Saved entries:
———

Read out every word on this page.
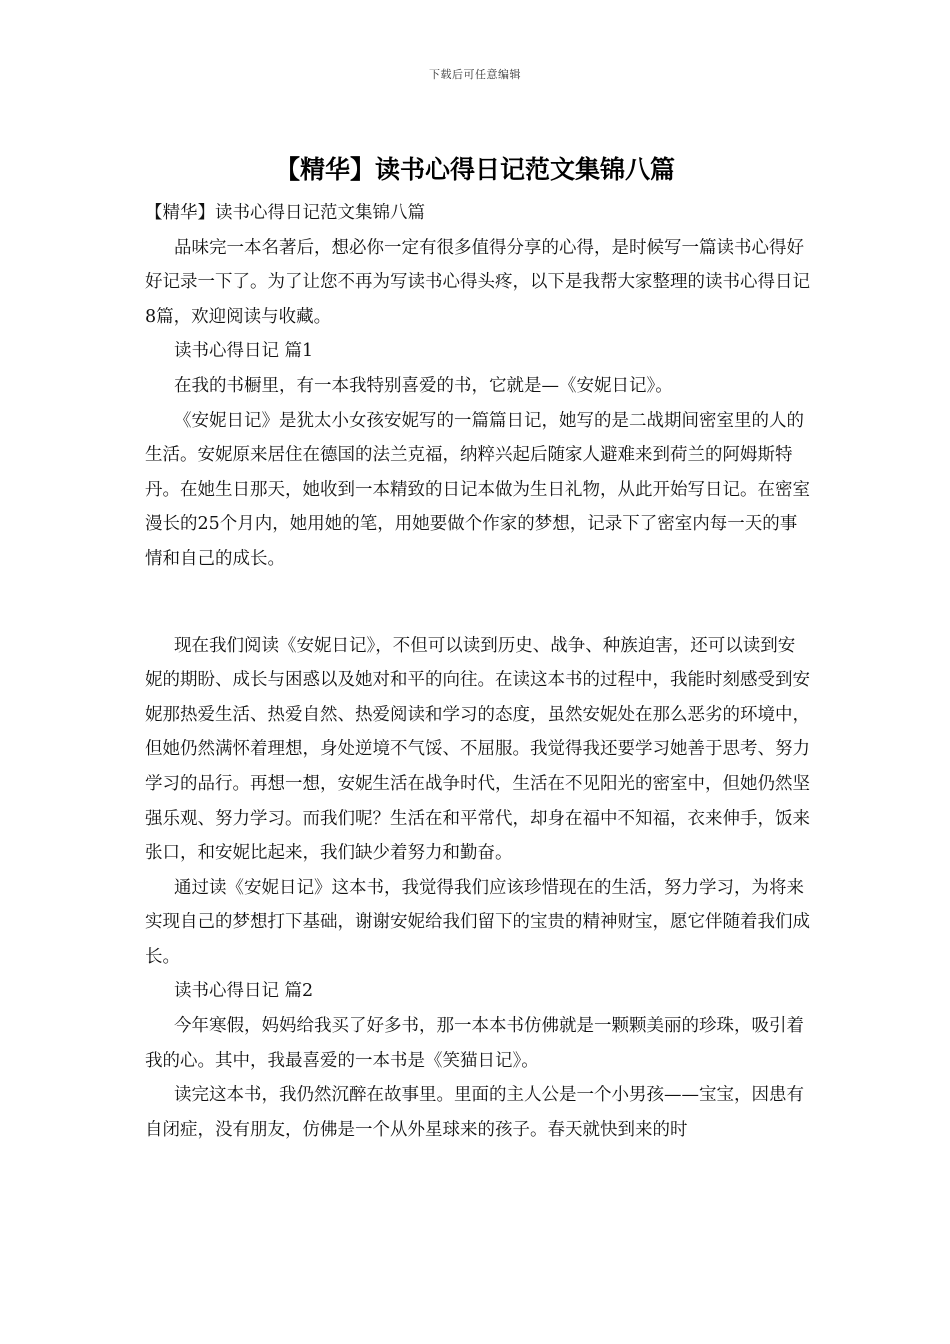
下载后可任意编辑
【精华】读书心得日记范文集锦八篇

【精华】读书心得日记范文集锦八篇

品味完一本名著后，想必你一定有很多值得分享的心得，是时候写一篇读书心得好好记录一下了。为了让您不再为写读书心得头疼，以下是我帮大家整理的读书心得日记8篇，欢迎阅读与收藏。

读书心得日记 篇1

在我的书橱里，有一本我特别喜爱的书，它就是—《安妮日记》。

《安妮日记》是犹太小女孩安妮写的一篇篇日记，她写的是二战期间密室里的人的生活。安妮原来居住在德国的法兰克福，纳粹兴起后随家人避难来到荷兰的阿姆斯特丹。在她生日那天，她收到一本精致的日记本做为生日礼物，从此开始写日记。在密室漫长的25个月内，她用她的笔，用她要做个作家的梦想，记录下了密室内每一天的事情和自己的成长。

现在我们阅读《安妮日记》，不但可以读到历史、战争、种族迫害，还可以读到安妮的期盼、成长与困惑以及她对和平的向往。在读这本书的过程中，我能时刻感受到安妮那热爱生活、热爱自然、热爱阅读和学习的态度，虽然安妮处在那么恶劣的环境中，但她仍然满怀着理想，身处逆境不气馁、不屈服。我觉得我还要学习她善于思考、努力学习的品行。再想一想，安妮生活在战争时代，生活在不见阳光的密室中，但她仍然坚强乐观、努力学习。而我们呢？生活在和平常代，却身在福中不知福，衣来伸手，饭来张口，和安妮比起来，我们缺少着努力和勤奋。

通过读《安妮日记》这本书，我觉得我们应该珍惜现在的生活，努力学习，为将来实现自己的梦想打下基础，谢谢安妮给我们留下的宝贵的精神财宝，愿它伴随着我们成长。

读书心得日记 篇2

今年寒假，妈妈给我买了好多书，那一本本书仿佛就是一颗颗美丽的珍珠，吸引着我的心。其中，我最喜爱的一本书是《笑猫日记》。

读完这本书，我仍然沉醉在故事里。里面的主人公是一个小男孩——宝宝，因患有自闭症，没有朋友，仿佛是一个从外星球来的孩子。春天就快到来的时
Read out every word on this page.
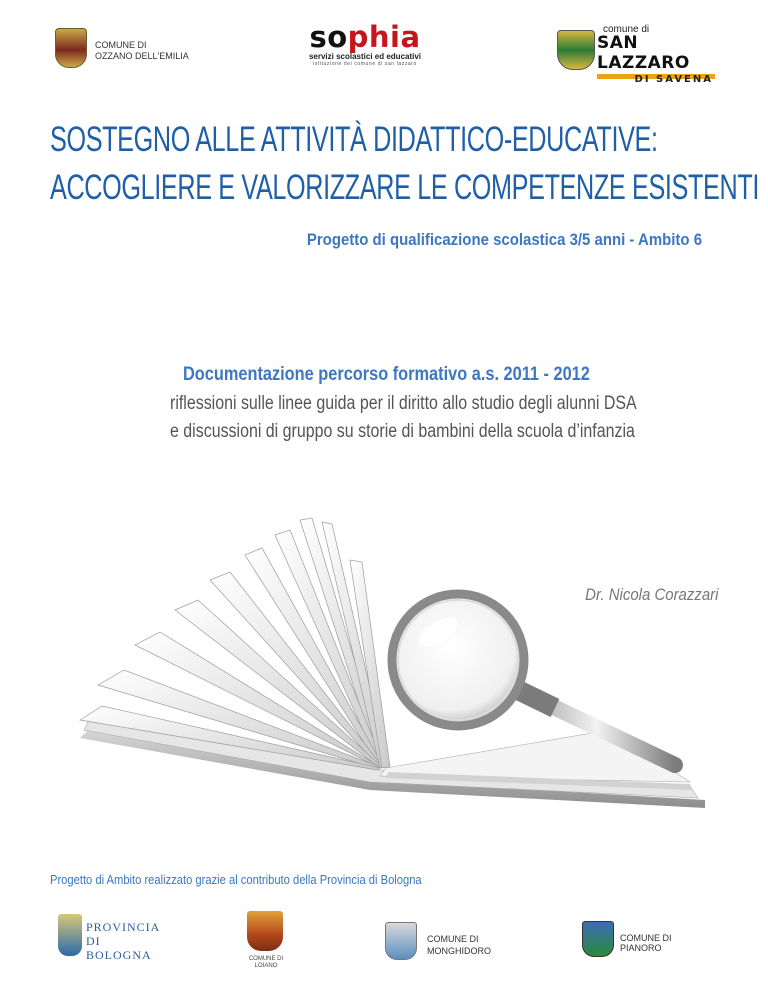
COMUNE DI
OZZANO DELL'EMILIA
sophia
servizi scolastici ed educativi
istituzione dei comune di san lazzaro
comune di
SAN LAZZARO
DI SAVENA
SOSTEGNO ALLE ATTIVITÀ DIDATTICO-EDUCATIVE:
ACCOGLIERE E VALORIZZARE LE COMPETENZE ESISTENTI
Progetto di qualificazione scolastica 3/5 anni - Ambito 6
Documentazione percorso formativo a.s. 2011 - 2012
riflessioni sulle linee guida per il diritto allo studio degli alunni DSA
e discussioni di gruppo su storie di bambini della scuola d’infanzia
Dr. Nicola Corazzari
Progetto di Ambito realizzato grazie al contributo della Provincia di Bologna
PROVINCIA DI
BOLOGNA	COMUNE DI
LOIANO
COMUNE DI
MONGHIDORO
COMUNE DI
PIANORO
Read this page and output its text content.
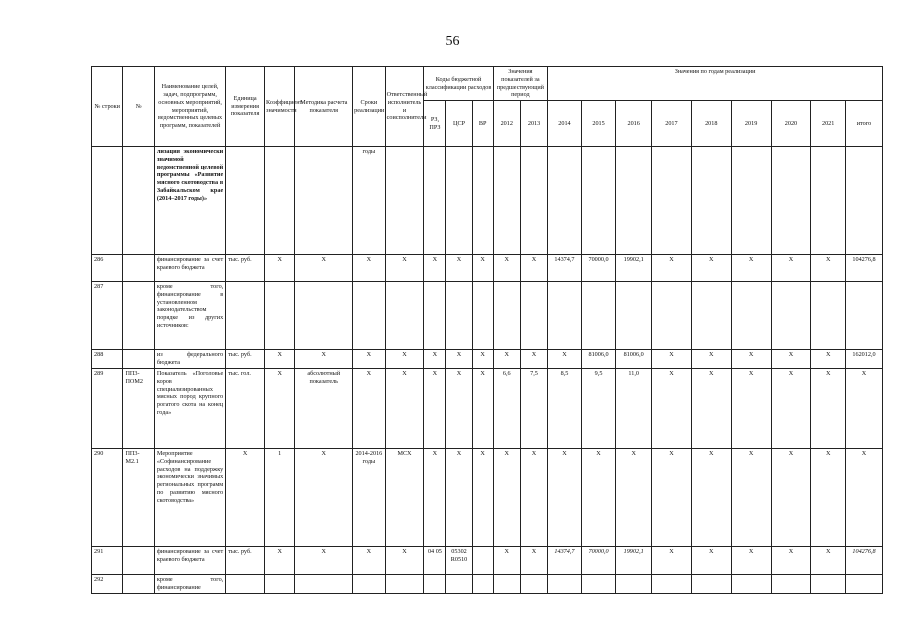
56
№ строки	№	Наименование целей, задач, подпрограмм, основных мероприятий, мероприятий, ведомственных целевых программ, показателей	Единица измерения показателя	Коэффициент значимости	Методика расчета показателя	Сроки реализации	Ответственный исполнитель и соисполнители	Коды бюджетной классификации расходов			Значения показателей за предшествующий период		Значения по годам реализации								
								РЗ, ПРЗ	ЦСР	ВР	2012	2013	2014	2015	2016	2017	2018	2019	2020	2021	итого
		лизация экономически значимой ведомственной целевой программы «Развитие мясного скотоводства в Забайкальском крае (2014–2017 годы)»				годы															
286		финансирование за счет краевого бюджета	тыс. руб.	Х	Х	Х	Х	Х	Х	Х	Х	Х	14374,7	70000,0	19902,1	Х	Х	Х	Х	Х	104276,8
287		кроме того, финансирование в установленном законодательством порядке из других источников:																			
288		из федерального бюджета	тыс. руб.	Х	Х	Х	Х	Х	Х	Х	Х	Х	Х	81006,0	81006,0	Х	Х	Х	Х	Х	162012,0
289	ПП3-ПОМ2	Показатель «Поголовье коров специализированных мясных пород крупного рогатого скота на конец года»	тыс. гол.	Х	абсолютный показатель	Х	Х	Х	Х	Х	6,6	7,5	8,5	9,5	11,0	Х	Х	Х	Х	Х	Х
290	ПП3-М2.1	Мероприятие «Софинансирование расходов на поддержку экономически значимых региональных программ по развитию мясного скотоводства»	Х	1	Х	2014-2016 годы	МСХ	Х	Х	Х	Х	Х	Х	Х	Х	Х	Х	Х	Х	Х	Х
291		финансирование за счет краевого бюджета	тыс. руб.	Х	Х	Х	Х	04 05	05302 R0510		Х	Х	14374,7	70000,0	19902,1	Х	Х	Х	Х	Х	104276,8
292		кроме того, финансирование																			
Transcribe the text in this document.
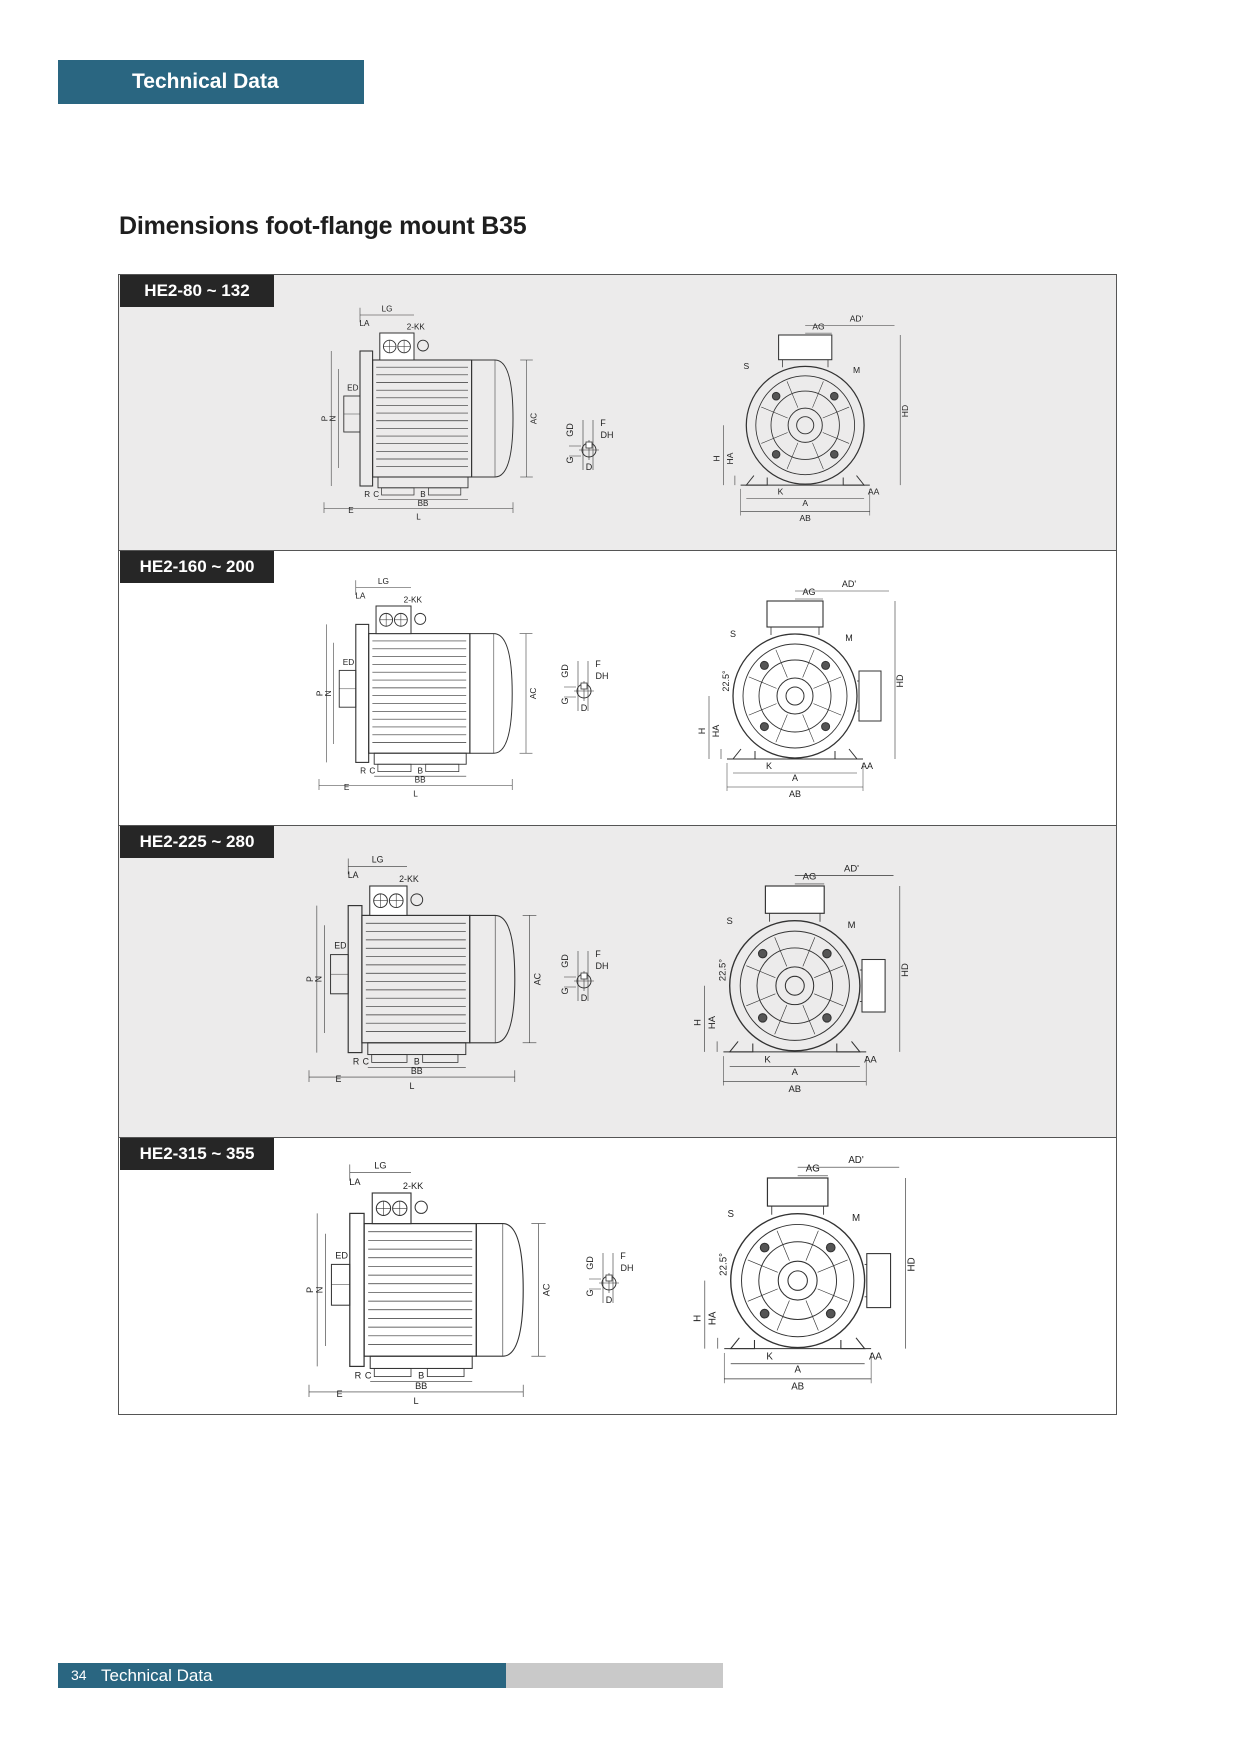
Technical Data
Dimensions foot-flange mount B35
HE2-80 ~ 132
LG
LA	2-KK
ED
P N
R
E
C	B
BB
L
AC
GD
F
DH
G
D
AD'
AG
S	M
HD
H HA
K	AA
A
AB
HE2-160 ~ 200
LG
LA	2-KK
ED
P N
R
E
C	B
BB
L
AC
GD
F
DH
G
D
AD'
AG
S	M
HD
H HA
K	AA
A
AB
22.5°
HE2-225 ~ 280
LG
LA	2-KK
ED
P
N
R
E
C	B
BB
L
AC
GD
F
DH
G
D
AD'
AG
S	M
HD
H HA
K	AA
A
AB
22.5°
HE2-315 ~ 355
LG
LA	2-KK
ED
P N
R
E
C	B
BB
L
AC
GD
F
DH
G
D
AD'
AG
S	M
HD
H HA
K	AA
A
AB
22.5°
34 Technical Data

———

INSTRUCTIONS FOR THE TASK: Your answer should be a single number: how many lines of the material contain the word "努力学习".

THE OUTPUT: 2